* **What the exercise asks**
Output each entry verbatim and exclude every picture from it.

___ Entries ___

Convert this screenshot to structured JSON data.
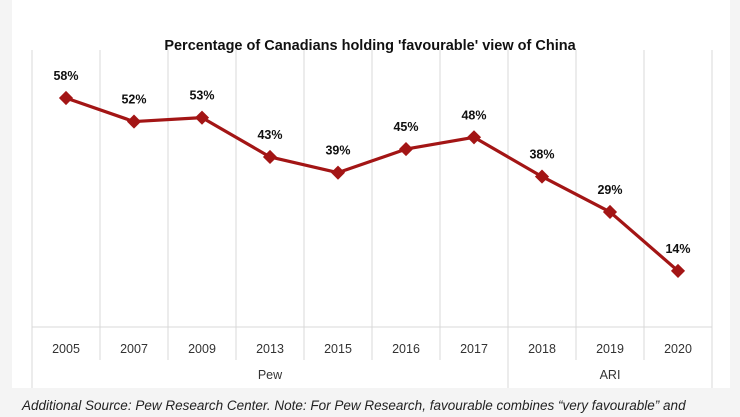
{
  "chart_data": {
    "type": "line",
    "title": "Percentage of Canadians holding 'favourable' view of China",
    "categories": [
      "2005",
      "2007",
      "2009",
      "2013",
      "2015",
      "2016",
      "2017",
      "2018",
      "2019",
      "2020"
    ],
    "values": [
      58,
      52,
      53,
      43,
      39,
      45,
      48,
      38,
      29,
      14
    ],
    "data_labels": [
      "58%",
      "52%",
      "53%",
      "43%",
      "39%",
      "45%",
      "48%",
      "38%",
      "29%",
      "14%"
    ],
    "groups": [
      {
        "label": "Pew",
        "count": 7
      },
      {
        "label": "ARI",
        "count": 3
      }
    ],
    "ylim": [
      0,
      70
    ],
    "grid": "vertical",
    "line_color": "#a31515"
  },
  "footnote": "Additional Source: Pew Research Center. Note: For Pew Research, favourable combines “very favourable” and"
}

___

* **Full solution**
Convert this screenshot to structured JSON data.
{
  "chart_data": {
    "type": "line",
    "title": "Percentage of Canadians holding 'favourable' view of China",
    "categories": [
      "2005",
      "2007",
      "2009",
      "2013",
      "2015",
      "2016",
      "2017",
      "2018",
      "2019",
      "2020"
    ],
    "values": [
      58,
      52,
      53,
      43,
      39,
      45,
      48,
      38,
      29,
      14
    ],
    "data_labels": [
      "58%",
      "52%",
      "53%",
      "43%",
      "39%",
      "45%",
      "48%",
      "38%",
      "29%",
      "14%"
    ],
    "groups": [
      {
        "label": "Pew",
        "count": 7
      },
      {
        "label": "ARI",
        "count": 3
      }
    ],
    "ylim": [
      0,
      70
    ],
    "grid": "vertical",
    "line_color": "#a31515"
  },
  "footnote": "Additional Source: Pew Research Center. Note: For Pew Research, favourable combines “very favourable” and"
}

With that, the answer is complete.